CHALLENGE> Scan the material for the word "start", and copy each line where it shows up.
+ + + + + + +
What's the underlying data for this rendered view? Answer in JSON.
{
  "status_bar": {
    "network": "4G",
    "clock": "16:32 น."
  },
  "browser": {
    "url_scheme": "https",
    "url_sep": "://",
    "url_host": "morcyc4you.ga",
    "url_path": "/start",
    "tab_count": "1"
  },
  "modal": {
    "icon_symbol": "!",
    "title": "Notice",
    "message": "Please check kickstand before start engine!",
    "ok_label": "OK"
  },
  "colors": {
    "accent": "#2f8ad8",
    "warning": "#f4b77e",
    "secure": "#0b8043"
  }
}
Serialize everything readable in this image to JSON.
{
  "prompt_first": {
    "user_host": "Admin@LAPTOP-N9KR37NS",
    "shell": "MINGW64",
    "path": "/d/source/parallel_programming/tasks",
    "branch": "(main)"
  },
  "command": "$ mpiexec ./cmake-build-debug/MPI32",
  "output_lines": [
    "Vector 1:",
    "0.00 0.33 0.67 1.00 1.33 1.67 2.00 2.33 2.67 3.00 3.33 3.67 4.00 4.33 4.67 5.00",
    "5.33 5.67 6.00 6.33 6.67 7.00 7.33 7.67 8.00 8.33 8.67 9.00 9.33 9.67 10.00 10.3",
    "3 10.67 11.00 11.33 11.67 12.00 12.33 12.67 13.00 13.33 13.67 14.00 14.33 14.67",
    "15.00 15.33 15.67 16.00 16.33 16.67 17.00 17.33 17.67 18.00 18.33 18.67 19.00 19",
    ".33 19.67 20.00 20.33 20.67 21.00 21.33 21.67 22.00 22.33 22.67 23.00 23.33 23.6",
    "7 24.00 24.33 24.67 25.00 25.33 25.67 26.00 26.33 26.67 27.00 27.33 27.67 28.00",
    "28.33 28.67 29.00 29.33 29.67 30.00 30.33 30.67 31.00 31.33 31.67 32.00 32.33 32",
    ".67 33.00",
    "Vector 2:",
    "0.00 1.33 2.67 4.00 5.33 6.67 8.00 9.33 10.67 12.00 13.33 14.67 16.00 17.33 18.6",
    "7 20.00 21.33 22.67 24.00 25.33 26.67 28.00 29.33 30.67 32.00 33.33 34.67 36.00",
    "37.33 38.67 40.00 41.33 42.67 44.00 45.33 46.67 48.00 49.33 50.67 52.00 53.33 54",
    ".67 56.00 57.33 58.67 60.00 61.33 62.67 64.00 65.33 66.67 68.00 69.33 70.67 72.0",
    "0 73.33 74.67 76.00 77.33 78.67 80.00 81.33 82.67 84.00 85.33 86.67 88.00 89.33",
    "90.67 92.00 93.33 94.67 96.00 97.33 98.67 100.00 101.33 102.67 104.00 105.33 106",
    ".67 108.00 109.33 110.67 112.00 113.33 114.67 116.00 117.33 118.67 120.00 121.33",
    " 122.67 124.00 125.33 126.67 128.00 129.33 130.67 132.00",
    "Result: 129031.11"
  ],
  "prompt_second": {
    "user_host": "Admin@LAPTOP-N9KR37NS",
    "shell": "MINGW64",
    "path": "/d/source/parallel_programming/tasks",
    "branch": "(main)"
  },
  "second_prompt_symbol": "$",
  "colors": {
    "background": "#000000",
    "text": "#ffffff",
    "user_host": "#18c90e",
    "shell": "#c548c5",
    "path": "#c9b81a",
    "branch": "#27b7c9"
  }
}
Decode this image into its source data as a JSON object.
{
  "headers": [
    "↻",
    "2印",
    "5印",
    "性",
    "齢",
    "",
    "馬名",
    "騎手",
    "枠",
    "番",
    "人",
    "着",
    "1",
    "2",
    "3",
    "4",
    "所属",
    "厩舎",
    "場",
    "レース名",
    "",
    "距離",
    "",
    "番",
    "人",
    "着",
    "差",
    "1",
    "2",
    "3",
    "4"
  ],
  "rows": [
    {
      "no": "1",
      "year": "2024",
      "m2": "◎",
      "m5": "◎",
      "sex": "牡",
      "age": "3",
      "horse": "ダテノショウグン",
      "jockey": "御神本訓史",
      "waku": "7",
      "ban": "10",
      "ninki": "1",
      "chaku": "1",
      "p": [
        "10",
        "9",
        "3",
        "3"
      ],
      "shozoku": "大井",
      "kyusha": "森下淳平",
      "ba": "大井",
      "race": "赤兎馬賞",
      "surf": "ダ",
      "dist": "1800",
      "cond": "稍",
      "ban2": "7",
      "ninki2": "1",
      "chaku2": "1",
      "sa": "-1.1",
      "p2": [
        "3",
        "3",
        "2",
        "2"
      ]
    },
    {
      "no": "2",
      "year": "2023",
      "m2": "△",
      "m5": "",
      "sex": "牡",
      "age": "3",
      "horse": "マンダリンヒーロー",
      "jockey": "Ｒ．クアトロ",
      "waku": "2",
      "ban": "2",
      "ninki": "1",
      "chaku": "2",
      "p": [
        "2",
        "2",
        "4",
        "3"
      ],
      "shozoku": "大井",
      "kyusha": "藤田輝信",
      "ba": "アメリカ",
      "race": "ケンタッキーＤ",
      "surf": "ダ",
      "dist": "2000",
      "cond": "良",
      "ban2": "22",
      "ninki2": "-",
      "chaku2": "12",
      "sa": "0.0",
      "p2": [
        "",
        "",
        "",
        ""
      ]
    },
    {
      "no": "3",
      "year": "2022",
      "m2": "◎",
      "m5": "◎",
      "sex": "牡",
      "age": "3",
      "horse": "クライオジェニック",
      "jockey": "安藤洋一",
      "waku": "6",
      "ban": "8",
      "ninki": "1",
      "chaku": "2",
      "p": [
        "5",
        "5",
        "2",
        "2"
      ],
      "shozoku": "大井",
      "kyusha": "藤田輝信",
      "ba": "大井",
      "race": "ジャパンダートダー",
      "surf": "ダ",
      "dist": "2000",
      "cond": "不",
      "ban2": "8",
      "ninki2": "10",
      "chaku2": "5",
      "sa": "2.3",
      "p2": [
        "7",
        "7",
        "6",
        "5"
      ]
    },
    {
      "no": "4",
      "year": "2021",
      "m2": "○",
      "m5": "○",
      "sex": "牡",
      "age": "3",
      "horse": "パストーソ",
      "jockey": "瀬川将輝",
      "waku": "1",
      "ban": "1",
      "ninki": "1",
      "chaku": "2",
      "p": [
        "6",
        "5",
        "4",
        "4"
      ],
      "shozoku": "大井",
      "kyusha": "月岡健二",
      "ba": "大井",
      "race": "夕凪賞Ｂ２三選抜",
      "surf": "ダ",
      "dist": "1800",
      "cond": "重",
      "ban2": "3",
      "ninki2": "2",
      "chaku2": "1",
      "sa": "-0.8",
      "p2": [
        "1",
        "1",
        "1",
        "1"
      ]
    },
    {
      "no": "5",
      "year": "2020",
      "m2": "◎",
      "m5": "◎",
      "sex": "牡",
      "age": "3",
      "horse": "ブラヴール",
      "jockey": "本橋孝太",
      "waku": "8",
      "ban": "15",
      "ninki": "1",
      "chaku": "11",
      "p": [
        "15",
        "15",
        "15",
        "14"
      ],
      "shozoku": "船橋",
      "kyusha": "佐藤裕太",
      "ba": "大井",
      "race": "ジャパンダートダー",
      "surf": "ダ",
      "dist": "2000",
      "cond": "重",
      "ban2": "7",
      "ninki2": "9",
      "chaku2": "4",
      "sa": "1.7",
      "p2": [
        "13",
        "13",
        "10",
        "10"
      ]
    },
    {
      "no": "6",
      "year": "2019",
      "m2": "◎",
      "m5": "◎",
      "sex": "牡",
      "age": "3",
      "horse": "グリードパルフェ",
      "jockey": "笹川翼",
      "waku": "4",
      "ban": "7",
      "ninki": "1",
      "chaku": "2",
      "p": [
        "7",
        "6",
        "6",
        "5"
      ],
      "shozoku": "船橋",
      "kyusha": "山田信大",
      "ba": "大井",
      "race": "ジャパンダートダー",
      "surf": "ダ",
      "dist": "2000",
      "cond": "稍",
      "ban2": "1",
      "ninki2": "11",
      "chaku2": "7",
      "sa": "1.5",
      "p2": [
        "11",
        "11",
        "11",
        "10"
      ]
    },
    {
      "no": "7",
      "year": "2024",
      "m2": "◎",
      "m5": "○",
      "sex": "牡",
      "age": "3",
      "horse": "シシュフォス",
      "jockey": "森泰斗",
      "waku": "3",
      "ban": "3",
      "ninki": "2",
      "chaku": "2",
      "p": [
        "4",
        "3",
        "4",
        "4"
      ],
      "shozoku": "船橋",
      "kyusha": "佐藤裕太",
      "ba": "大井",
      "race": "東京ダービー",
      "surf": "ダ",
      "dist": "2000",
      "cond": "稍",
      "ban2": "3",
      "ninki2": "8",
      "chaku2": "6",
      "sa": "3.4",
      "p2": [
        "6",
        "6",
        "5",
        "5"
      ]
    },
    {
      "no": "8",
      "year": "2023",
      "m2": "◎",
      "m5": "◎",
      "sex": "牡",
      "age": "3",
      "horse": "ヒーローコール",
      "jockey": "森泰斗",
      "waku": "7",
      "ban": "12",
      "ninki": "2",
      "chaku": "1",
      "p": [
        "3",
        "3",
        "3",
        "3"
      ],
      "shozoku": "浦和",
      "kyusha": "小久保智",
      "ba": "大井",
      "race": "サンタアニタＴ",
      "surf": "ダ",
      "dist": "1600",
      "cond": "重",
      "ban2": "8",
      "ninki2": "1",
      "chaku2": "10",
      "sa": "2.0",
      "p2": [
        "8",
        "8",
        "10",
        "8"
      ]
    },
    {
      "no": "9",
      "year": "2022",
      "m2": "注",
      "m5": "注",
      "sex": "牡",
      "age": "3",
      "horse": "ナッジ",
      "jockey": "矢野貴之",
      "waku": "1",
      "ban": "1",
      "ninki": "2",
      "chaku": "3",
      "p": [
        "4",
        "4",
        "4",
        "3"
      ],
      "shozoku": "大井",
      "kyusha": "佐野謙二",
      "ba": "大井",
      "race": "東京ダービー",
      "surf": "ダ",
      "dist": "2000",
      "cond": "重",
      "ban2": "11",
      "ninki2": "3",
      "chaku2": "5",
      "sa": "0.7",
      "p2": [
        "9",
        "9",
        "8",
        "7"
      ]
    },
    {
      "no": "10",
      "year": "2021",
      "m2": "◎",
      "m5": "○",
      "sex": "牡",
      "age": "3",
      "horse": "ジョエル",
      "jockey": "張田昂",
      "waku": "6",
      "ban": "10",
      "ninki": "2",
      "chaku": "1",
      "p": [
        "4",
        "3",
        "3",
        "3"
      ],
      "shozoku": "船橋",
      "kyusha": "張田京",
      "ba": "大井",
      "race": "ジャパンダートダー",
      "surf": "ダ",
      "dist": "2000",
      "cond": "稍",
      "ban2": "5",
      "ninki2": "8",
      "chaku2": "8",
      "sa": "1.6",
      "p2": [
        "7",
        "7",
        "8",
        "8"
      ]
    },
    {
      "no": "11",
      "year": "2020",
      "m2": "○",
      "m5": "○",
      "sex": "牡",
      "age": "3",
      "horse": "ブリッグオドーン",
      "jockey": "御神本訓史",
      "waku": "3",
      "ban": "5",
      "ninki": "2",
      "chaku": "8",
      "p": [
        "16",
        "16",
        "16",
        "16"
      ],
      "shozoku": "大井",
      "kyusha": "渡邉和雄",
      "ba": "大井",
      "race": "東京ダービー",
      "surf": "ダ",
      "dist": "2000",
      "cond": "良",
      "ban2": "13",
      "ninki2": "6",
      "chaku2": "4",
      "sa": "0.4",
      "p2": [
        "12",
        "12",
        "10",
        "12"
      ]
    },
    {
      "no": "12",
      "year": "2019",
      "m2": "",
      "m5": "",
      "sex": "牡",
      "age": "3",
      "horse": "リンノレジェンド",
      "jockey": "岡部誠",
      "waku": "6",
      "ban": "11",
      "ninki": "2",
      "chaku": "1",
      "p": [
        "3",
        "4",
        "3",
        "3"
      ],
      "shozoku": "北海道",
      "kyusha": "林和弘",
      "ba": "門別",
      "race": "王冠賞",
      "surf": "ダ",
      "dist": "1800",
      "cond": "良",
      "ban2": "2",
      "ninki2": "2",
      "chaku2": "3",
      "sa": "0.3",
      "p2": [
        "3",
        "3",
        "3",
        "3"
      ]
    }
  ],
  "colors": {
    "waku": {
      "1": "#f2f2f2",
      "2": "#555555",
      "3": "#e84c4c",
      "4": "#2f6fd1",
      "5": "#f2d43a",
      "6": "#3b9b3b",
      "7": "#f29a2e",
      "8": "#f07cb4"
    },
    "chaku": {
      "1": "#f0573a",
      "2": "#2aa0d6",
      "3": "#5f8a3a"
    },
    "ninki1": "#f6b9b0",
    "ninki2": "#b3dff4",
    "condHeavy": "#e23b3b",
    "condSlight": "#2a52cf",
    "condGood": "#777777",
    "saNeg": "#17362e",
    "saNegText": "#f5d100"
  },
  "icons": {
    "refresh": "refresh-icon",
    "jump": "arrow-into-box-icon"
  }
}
+ + + + + + +
EXERCISE OUTPUT>
    "url_path": "/start",
    "message": "Please check kickstand before start engine!",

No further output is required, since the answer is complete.